## Written instruction
Look through the records below, and copy out every line that holds the string "title".
----- Extracted records
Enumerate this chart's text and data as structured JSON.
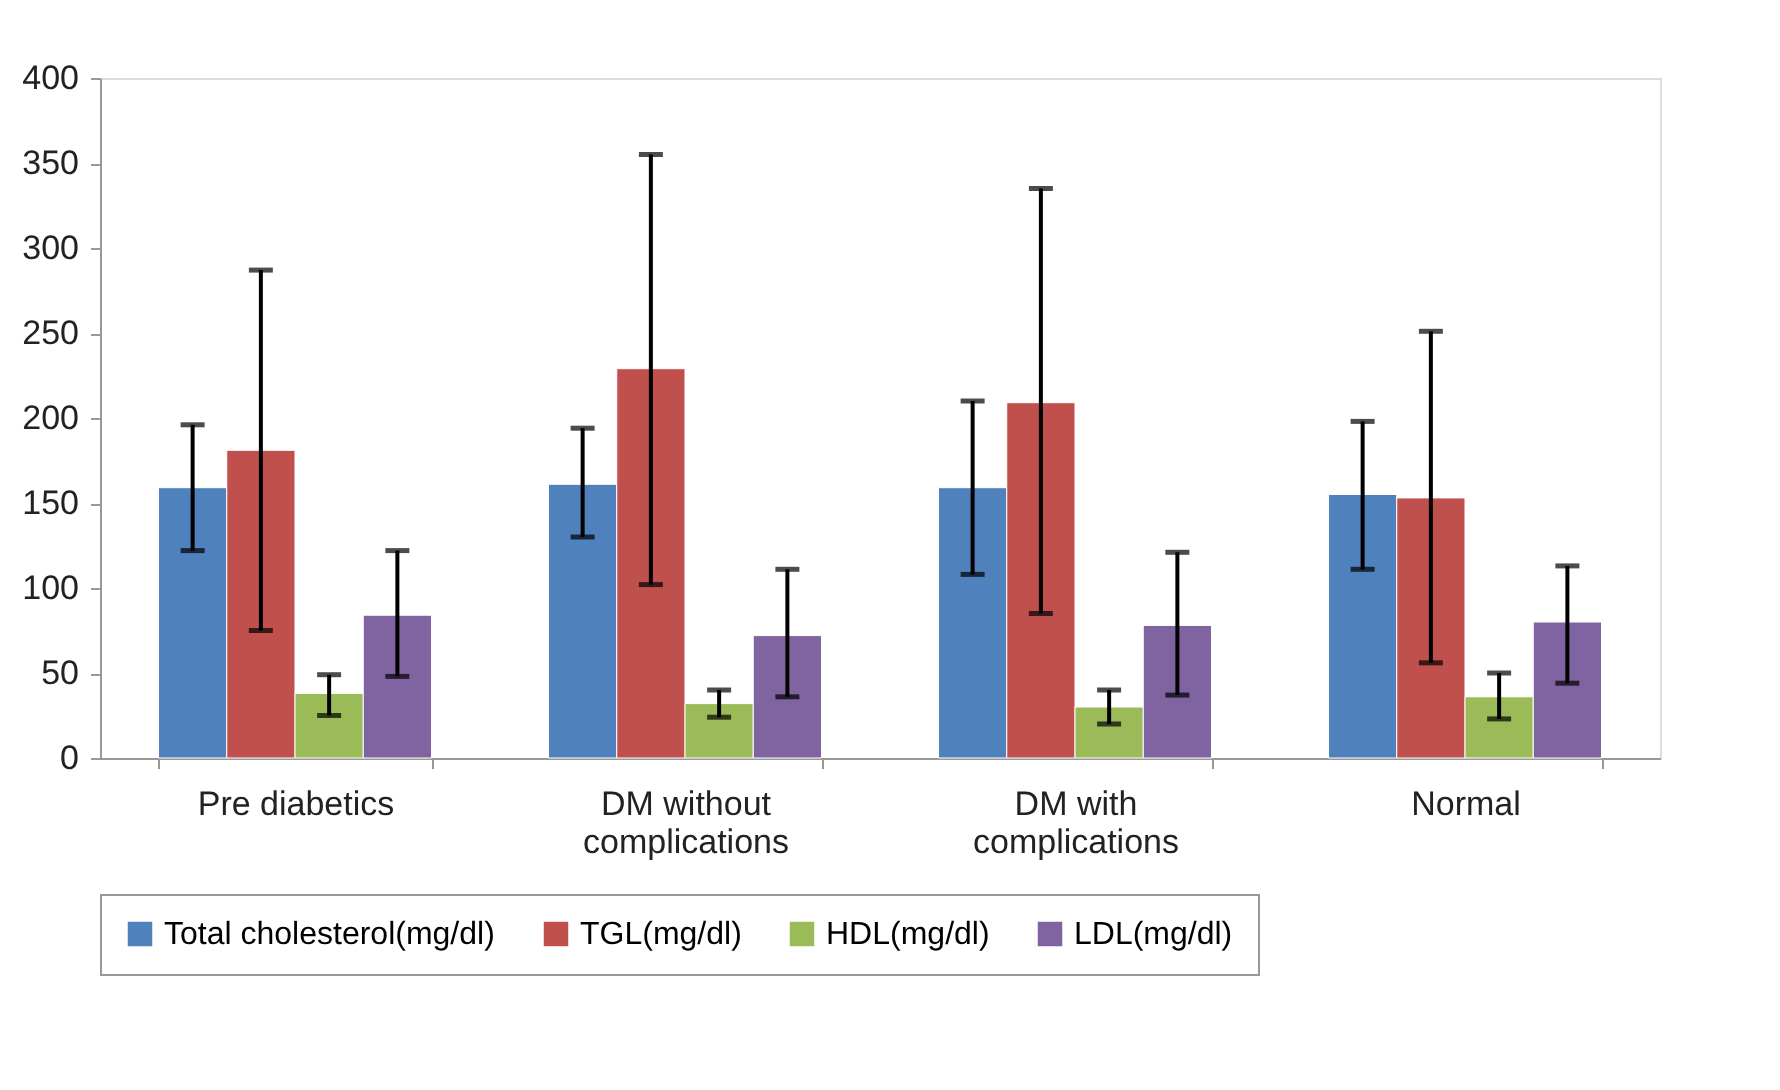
{
  "chart_data": {
    "type": "bar",
    "categories": [
      "Pre diabetics",
      "DM without complications",
      "DM with complications",
      "Normal"
    ],
    "series": [
      {
        "name": "Total cholesterol(mg/dl)",
        "color": "#4f81bd",
        "values": [
          159,
          161,
          159,
          155
        ],
        "errors": [
          [
            122,
            196
          ],
          [
            130,
            194
          ],
          [
            108,
            210
          ],
          [
            111,
            198
          ]
        ]
      },
      {
        "name": "TGL(mg/dl)",
        "color": "#c0504d",
        "values": [
          181,
          229,
          209,
          153
        ],
        "errors": [
          [
            75,
            287
          ],
          [
            102,
            355
          ],
          [
            85,
            335
          ],
          [
            56,
            251
          ]
        ]
      },
      {
        "name": "HDL(mg/dl)",
        "color": "#9bbb59",
        "values": [
          38,
          32,
          30,
          36
        ],
        "errors": [
          [
            25,
            49
          ],
          [
            24,
            40
          ],
          [
            20,
            40
          ],
          [
            23,
            50
          ]
        ]
      },
      {
        "name": "LDL(mg/dl)",
        "color": "#8064a2",
        "values": [
          84,
          72,
          78,
          80
        ],
        "errors": [
          [
            48,
            122
          ],
          [
            36,
            111
          ],
          [
            37,
            121
          ],
          [
            44,
            113
          ]
        ]
      }
    ],
    "ylim": [
      0,
      400
    ],
    "yticks": [
      0,
      50,
      100,
      150,
      200,
      250,
      300,
      350,
      400
    ],
    "grid": false,
    "legend": "bottom"
  }
}
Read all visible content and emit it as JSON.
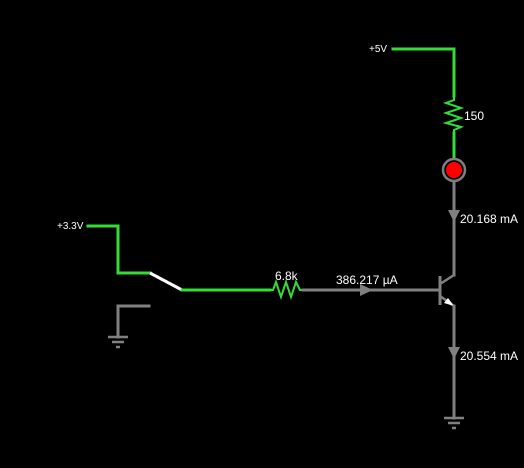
{
  "colors": {
    "background": "#000000",
    "live_wire": "#33dd33",
    "dead_wire": "#808080",
    "switch_blade": "#ffffff",
    "led": "#ff0000",
    "text": "#ffffff"
  },
  "sources": {
    "v5": {
      "label": "+5V"
    },
    "v33": {
      "label": "+3.3V"
    }
  },
  "components": {
    "collector_resistor": {
      "value": "150"
    },
    "base_resistor": {
      "value": "6.8k"
    },
    "led": {
      "icon": "led-icon"
    },
    "switch": {
      "icon": "switch-icon"
    },
    "transistor": {
      "icon": "npn-transistor-icon"
    }
  },
  "currents": {
    "base": "386.217 µA",
    "collector": "20.168 mA",
    "emitter": "20.554 mA"
  }
}
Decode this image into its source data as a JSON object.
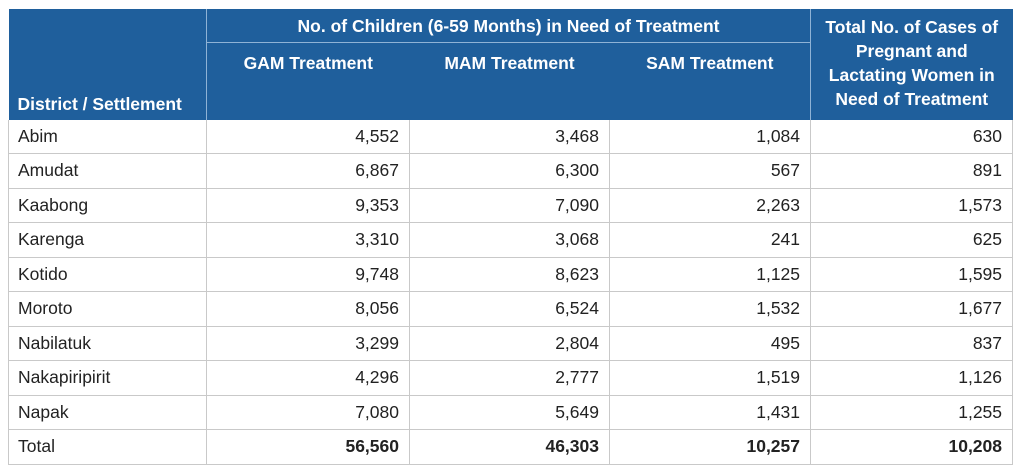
{
  "header": {
    "group_label": "No. of Children (6-59 Months) in Need of Treatment",
    "district_label": "District / Settlement",
    "gam_label": "GAM Treatment",
    "mam_label": "MAM Treatment",
    "sam_label": "SAM Treatment",
    "pw_label": "Total No. of Cases of Pregnant and Lactating Women in Need of Treatment"
  },
  "rows": [
    {
      "district": "Abim",
      "gam": "4,552",
      "mam": "3,468",
      "sam": "1,084",
      "pw": "630"
    },
    {
      "district": "Amudat",
      "gam": "6,867",
      "mam": "6,300",
      "sam": "567",
      "pw": "891"
    },
    {
      "district": "Kaabong",
      "gam": "9,353",
      "mam": "7,090",
      "sam": "2,263",
      "pw": "1,573"
    },
    {
      "district": "Karenga",
      "gam": "3,310",
      "mam": "3,068",
      "sam": "241",
      "pw": "625"
    },
    {
      "district": "Kotido",
      "gam": "9,748",
      "mam": "8,623",
      "sam": "1,125",
      "pw": "1,595"
    },
    {
      "district": "Moroto",
      "gam": "8,056",
      "mam": "6,524",
      "sam": "1,532",
      "pw": "1,677"
    },
    {
      "district": "Nabilatuk",
      "gam": "3,299",
      "mam": "2,804",
      "sam": "495",
      "pw": "837"
    },
    {
      "district": "Nakapiripirit",
      "gam": "4,296",
      "mam": "2,777",
      "sam": "1,519",
      "pw": "1,126"
    },
    {
      "district": "Napak",
      "gam": "7,080",
      "mam": "5,649",
      "sam": "1,431",
      "pw": "1,255"
    }
  ],
  "total": {
    "district": "Total",
    "gam": "56,560",
    "mam": "46,303",
    "sam": "10,257",
    "pw": "10,208"
  },
  "colors": {
    "header_bg": "#1f5f9c",
    "header_text": "#ffffff",
    "grid": "#c9c9c9"
  }
}
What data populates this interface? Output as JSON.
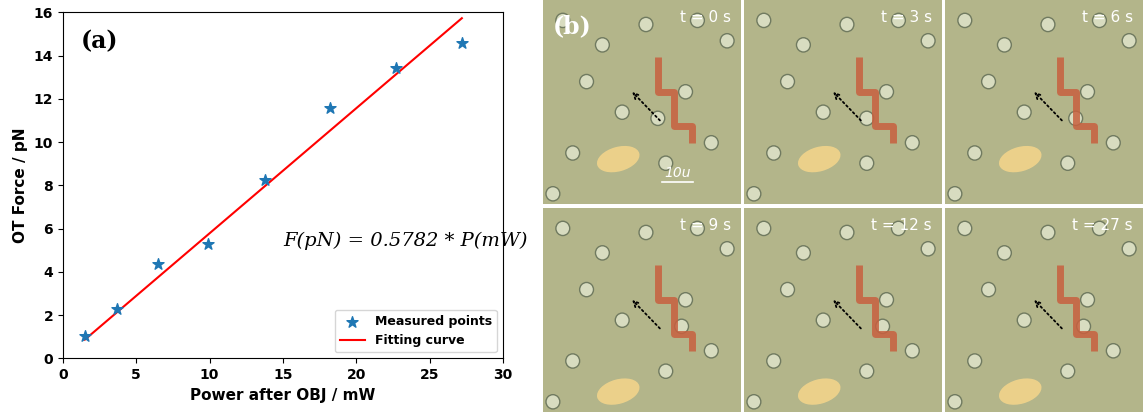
{
  "chart_data": {
    "type": "scatter",
    "panel_label": "(a)",
    "x_label": "Power after OBJ / mW",
    "y_label": "OT Force / pN",
    "annotation": "F(pN) = 0.5782 * P(mW)",
    "xlim": [
      0,
      30
    ],
    "xticks": [
      0,
      5,
      10,
      15,
      20,
      25,
      30
    ],
    "ylim": [
      0,
      16
    ],
    "yticks": [
      0,
      2,
      4,
      6,
      8,
      10,
      12,
      14,
      16
    ],
    "legend": "lower right",
    "series": [
      {
        "name": "Measured points",
        "type": "scatter",
        "color": "#1f77b4",
        "marker": "star",
        "x": [
          1.5,
          3.7,
          6.5,
          9.9,
          13.8,
          18.2,
          22.7,
          27.2
        ],
        "values": [
          1.05,
          2.3,
          4.35,
          5.3,
          8.25,
          11.6,
          13.45,
          14.6
        ]
      },
      {
        "name": "Fitting curve",
        "type": "line",
        "color": "#ff0000",
        "line_style": "solid",
        "x": [
          1.5,
          27.2
        ],
        "values": [
          0.87,
          15.73
        ]
      }
    ]
  },
  "panel_b": {
    "label": "(b)",
    "scale_bar": "10u",
    "frames": [
      "t = 0 s",
      "t = 3 s",
      "t = 6 s",
      "t = 9 s",
      "t = 12 s",
      "t = 27 s"
    ]
  }
}
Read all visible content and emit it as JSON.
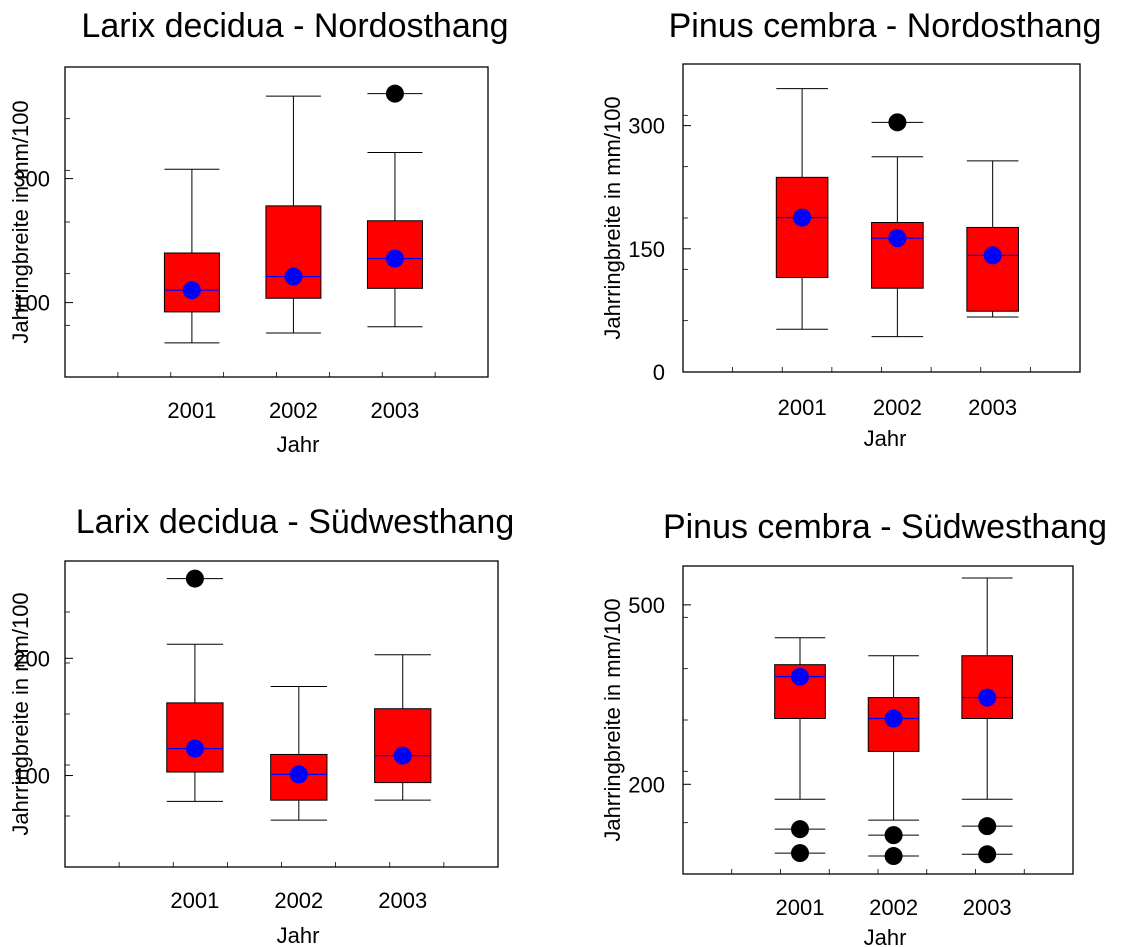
{
  "chart_data": [
    {
      "type": "box",
      "title": "Larix decidua - Nordosthang",
      "xlabel": "Jahr",
      "ylabel": "Jahrringbreite in mm/100",
      "categories": [
        "2001",
        "2002",
        "2003"
      ],
      "ylim": [
        -20,
        480
      ],
      "y_ticks": [
        100,
        300
      ],
      "boxes": [
        {
          "whisker_low": 35,
          "q1": 85,
          "median": 120,
          "q3": 180,
          "whisker_high": 315,
          "mean": 120,
          "outliers": []
        },
        {
          "whisker_low": 51,
          "q1": 107,
          "median": 142,
          "q3": 256,
          "whisker_high": 433,
          "mean": 142,
          "outliers": []
        },
        {
          "whisker_low": 61,
          "q1": 123,
          "median": 171,
          "q3": 232,
          "whisker_high": 342,
          "mean": 171,
          "outliers": [
            437
          ]
        }
      ],
      "box_color": "#ff0000",
      "mean_color": "#0000ff",
      "outlier_color": "#000000",
      "grid": false
    },
    {
      "type": "box",
      "title": "Pinus cembra - Nordosthang",
      "xlabel": "Jahr",
      "ylabel": "Jahrringbreite in mm/100",
      "categories": [
        "2001",
        "2002",
        "2003"
      ],
      "ylim": [
        0,
        375
      ],
      "y_ticks": [
        0,
        150,
        300
      ],
      "boxes": [
        {
          "whisker_low": 52,
          "q1": 115,
          "median": 188,
          "q3": 237,
          "whisker_high": 345,
          "mean": 188,
          "outliers": []
        },
        {
          "whisker_low": 43,
          "q1": 102,
          "median": 163,
          "q3": 182,
          "whisker_high": 262,
          "mean": 163,
          "outliers": [
            304
          ]
        },
        {
          "whisker_low": 67,
          "q1": 74,
          "median": 142,
          "q3": 176,
          "whisker_high": 257,
          "mean": 142,
          "outliers": []
        }
      ],
      "box_color": "#ff0000",
      "mean_color": "#0000ff",
      "outlier_color": "#000000",
      "grid": false
    },
    {
      "type": "box",
      "title": "Larix decidua - Südwesthang",
      "xlabel": "Jahr",
      "ylabel": "Jahrringbreite in mm/100",
      "categories": [
        "2001",
        "2002",
        "2003"
      ],
      "ylim": [
        22,
        283
      ],
      "y_ticks": [
        100,
        200
      ],
      "boxes": [
        {
          "whisker_low": 78,
          "q1": 103,
          "median": 123,
          "q3": 162,
          "whisker_high": 212,
          "mean": 123,
          "outliers": [
            268
          ]
        },
        {
          "whisker_low": 62,
          "q1": 79,
          "median": 101,
          "q3": 118,
          "whisker_high": 176,
          "mean": 101,
          "outliers": []
        },
        {
          "whisker_low": 79,
          "q1": 94,
          "median": 117,
          "q3": 157,
          "whisker_high": 203,
          "mean": 117,
          "outliers": []
        }
      ],
      "box_color": "#ff0000",
      "mean_color": "#0000ff",
      "outlier_color": "#000000",
      "grid": false
    },
    {
      "type": "box",
      "title": "Pinus cembra - Südwesthang",
      "xlabel": "Jahr",
      "ylabel": "Jahrringbreite in mm/100",
      "categories": [
        "2001",
        "2002",
        "2003"
      ],
      "ylim": [
        50,
        565
      ],
      "y_ticks": [
        200,
        500
      ],
      "boxes": [
        {
          "whisker_low": 175,
          "q1": 310,
          "median": 380,
          "q3": 400,
          "whisker_high": 445,
          "mean": 380,
          "outliers": [
            125,
            85
          ]
        },
        {
          "whisker_low": 140,
          "q1": 255,
          "median": 310,
          "q3": 345,
          "whisker_high": 415,
          "mean": 310,
          "outliers": [
            115,
            80
          ]
        },
        {
          "whisker_low": 175,
          "q1": 310,
          "median": 345,
          "q3": 415,
          "whisker_high": 545,
          "mean": 345,
          "outliers": [
            130,
            83
          ]
        }
      ],
      "box_color": "#ff0000",
      "mean_color": "#0000ff",
      "outlier_color": "#000000",
      "grid": false
    }
  ]
}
----------
## Expected answer
      "title": "Larix decidua - Nordosthang",
      "title": "Pinus cembra - Nordosthang",
      "title": "Larix decidua - Südwesthang",
      "title": "Pinus cembra - Südwesthang",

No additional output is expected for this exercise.